+++ Provided data +++

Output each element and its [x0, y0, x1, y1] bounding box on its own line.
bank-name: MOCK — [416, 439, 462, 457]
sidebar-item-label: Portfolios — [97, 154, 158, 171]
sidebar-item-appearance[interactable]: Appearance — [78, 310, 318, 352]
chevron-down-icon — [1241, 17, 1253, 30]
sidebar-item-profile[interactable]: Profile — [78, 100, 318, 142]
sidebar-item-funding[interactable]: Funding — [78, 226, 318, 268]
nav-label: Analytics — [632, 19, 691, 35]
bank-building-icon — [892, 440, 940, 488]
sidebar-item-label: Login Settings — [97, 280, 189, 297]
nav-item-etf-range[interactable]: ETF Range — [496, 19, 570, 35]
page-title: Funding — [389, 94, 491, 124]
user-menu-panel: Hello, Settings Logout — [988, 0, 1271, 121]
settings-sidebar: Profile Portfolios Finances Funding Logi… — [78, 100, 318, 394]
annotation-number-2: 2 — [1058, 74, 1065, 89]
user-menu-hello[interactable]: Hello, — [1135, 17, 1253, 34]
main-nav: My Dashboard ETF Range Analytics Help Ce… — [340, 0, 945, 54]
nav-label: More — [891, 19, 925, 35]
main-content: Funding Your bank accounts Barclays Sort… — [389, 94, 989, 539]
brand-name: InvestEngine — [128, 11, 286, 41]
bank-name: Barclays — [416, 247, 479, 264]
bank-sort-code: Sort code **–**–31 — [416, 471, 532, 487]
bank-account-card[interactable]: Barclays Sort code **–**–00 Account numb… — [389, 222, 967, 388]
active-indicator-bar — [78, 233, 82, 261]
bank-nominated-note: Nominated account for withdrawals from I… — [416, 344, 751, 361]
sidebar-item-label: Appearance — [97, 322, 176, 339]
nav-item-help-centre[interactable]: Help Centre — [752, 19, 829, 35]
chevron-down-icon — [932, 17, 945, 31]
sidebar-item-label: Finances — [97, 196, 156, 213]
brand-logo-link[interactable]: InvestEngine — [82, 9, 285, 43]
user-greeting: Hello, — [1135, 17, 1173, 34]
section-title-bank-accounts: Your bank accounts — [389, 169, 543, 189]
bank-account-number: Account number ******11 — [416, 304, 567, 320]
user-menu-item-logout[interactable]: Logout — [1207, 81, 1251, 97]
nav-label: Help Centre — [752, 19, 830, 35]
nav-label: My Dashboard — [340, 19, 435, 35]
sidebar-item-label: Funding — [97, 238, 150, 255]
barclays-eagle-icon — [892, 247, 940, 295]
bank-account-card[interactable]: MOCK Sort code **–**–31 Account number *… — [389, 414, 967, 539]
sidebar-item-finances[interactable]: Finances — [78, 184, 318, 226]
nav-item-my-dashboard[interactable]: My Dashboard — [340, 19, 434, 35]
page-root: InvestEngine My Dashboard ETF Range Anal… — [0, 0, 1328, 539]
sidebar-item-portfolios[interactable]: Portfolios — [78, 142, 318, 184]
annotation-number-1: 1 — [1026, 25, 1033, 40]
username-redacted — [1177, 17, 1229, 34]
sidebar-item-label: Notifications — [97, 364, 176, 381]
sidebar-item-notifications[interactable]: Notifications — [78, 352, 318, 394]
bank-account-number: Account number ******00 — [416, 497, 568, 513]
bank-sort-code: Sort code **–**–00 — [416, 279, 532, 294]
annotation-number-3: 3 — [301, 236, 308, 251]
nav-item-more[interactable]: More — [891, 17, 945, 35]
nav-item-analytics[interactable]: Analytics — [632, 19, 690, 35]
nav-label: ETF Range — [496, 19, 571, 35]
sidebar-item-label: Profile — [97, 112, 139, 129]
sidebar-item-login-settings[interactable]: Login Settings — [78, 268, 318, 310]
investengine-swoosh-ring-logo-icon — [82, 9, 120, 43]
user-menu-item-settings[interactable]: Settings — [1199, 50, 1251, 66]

+++

| Work to do |
Copy every one of the entries above word for word, keeping each on its own line.

| Response to the exercise |
Output each element and its [x0, y0, x1, y1] bounding box on its own line.
bank-name: MOCK — [416, 439, 462, 457]
sidebar-item-label: Portfolios — [97, 154, 158, 171]
sidebar-item-appearance[interactable]: Appearance — [78, 310, 318, 352]
chevron-down-icon — [1241, 17, 1253, 30]
sidebar-item-profile[interactable]: Profile — [78, 100, 318, 142]
sidebar-item-funding[interactable]: Funding — [78, 226, 318, 268]
nav-label: Analytics — [632, 19, 691, 35]
bank-building-icon — [892, 440, 940, 488]
sidebar-item-label: Login Settings — [97, 280, 189, 297]
nav-item-etf-range[interactable]: ETF Range — [496, 19, 570, 35]
page-title: Funding — [389, 94, 491, 124]
user-menu-panel: Hello, Settings Logout — [988, 0, 1271, 121]
settings-sidebar: Profile Portfolios Finances Funding Logi… — [78, 100, 318, 394]
annotation-number-2: 2 — [1058, 74, 1065, 89]
user-menu-hello[interactable]: Hello, — [1135, 17, 1253, 34]
main-nav: My Dashboard ETF Range Analytics Help Ce… — [340, 0, 945, 54]
nav-label: More — [891, 19, 925, 35]
main-content: Funding Your bank accounts Barclays Sort… — [389, 94, 989, 539]
brand-name: InvestEngine — [128, 11, 286, 41]
bank-name: Barclays — [416, 247, 479, 264]
bank-sort-code: Sort code **–**–31 — [416, 471, 532, 487]
bank-account-card[interactable]: Barclays Sort code **–**–00 Account numb… — [389, 222, 967, 388]
active-indicator-bar — [78, 233, 82, 261]
bank-nominated-note: Nominated account for withdrawals from I… — [416, 344, 751, 361]
sidebar-item-label: Appearance — [97, 322, 176, 339]
nav-item-help-centre[interactable]: Help Centre — [752, 19, 829, 35]
chevron-down-icon — [932, 17, 945, 31]
sidebar-item-label: Finances — [97, 196, 156, 213]
brand-logo-link[interactable]: InvestEngine — [82, 9, 285, 43]
user-greeting: Hello, — [1135, 17, 1173, 34]
section-title-bank-accounts: Your bank accounts — [389, 169, 543, 189]
bank-account-number: Account number ******11 — [416, 304, 567, 320]
user-menu-item-logout[interactable]: Logout — [1207, 81, 1251, 97]
nav-label: Help Centre — [752, 19, 830, 35]
nav-label: My Dashboard — [340, 19, 435, 35]
sidebar-item-label: Funding — [97, 238, 150, 255]
barclays-eagle-icon — [892, 247, 940, 295]
bank-account-card[interactable]: MOCK Sort code **–**–31 Account number *… — [389, 414, 967, 539]
sidebar-item-finances[interactable]: Finances — [78, 184, 318, 226]
nav-item-my-dashboard[interactable]: My Dashboard — [340, 19, 434, 35]
page-root: InvestEngine My Dashboard ETF Range Anal… — [0, 0, 1328, 539]
sidebar-item-portfolios[interactable]: Portfolios — [78, 142, 318, 184]
annotation-number-1: 1 — [1026, 25, 1033, 40]
username-redacted — [1177, 17, 1229, 34]
sidebar-item-label: Notifications — [97, 364, 176, 381]
sidebar-item-notifications[interactable]: Notifications — [78, 352, 318, 394]
bank-account-number: Account number ******00 — [416, 497, 568, 513]
bank-sort-code: Sort code **–**–00 — [416, 279, 532, 294]
annotation-number-3: 3 — [301, 236, 308, 251]
nav-item-more[interactable]: More — [891, 17, 945, 35]
nav-item-analytics[interactable]: Analytics — [632, 19, 690, 35]
nav-label: ETF Range — [496, 19, 571, 35]
sidebar-item-label: Profile — [97, 112, 139, 129]
sidebar-item-login-settings[interactable]: Login Settings — [78, 268, 318, 310]
investengine-swoosh-ring-logo-icon — [82, 9, 120, 43]
user-menu-item-settings[interactable]: Settings — [1199, 50, 1251, 66]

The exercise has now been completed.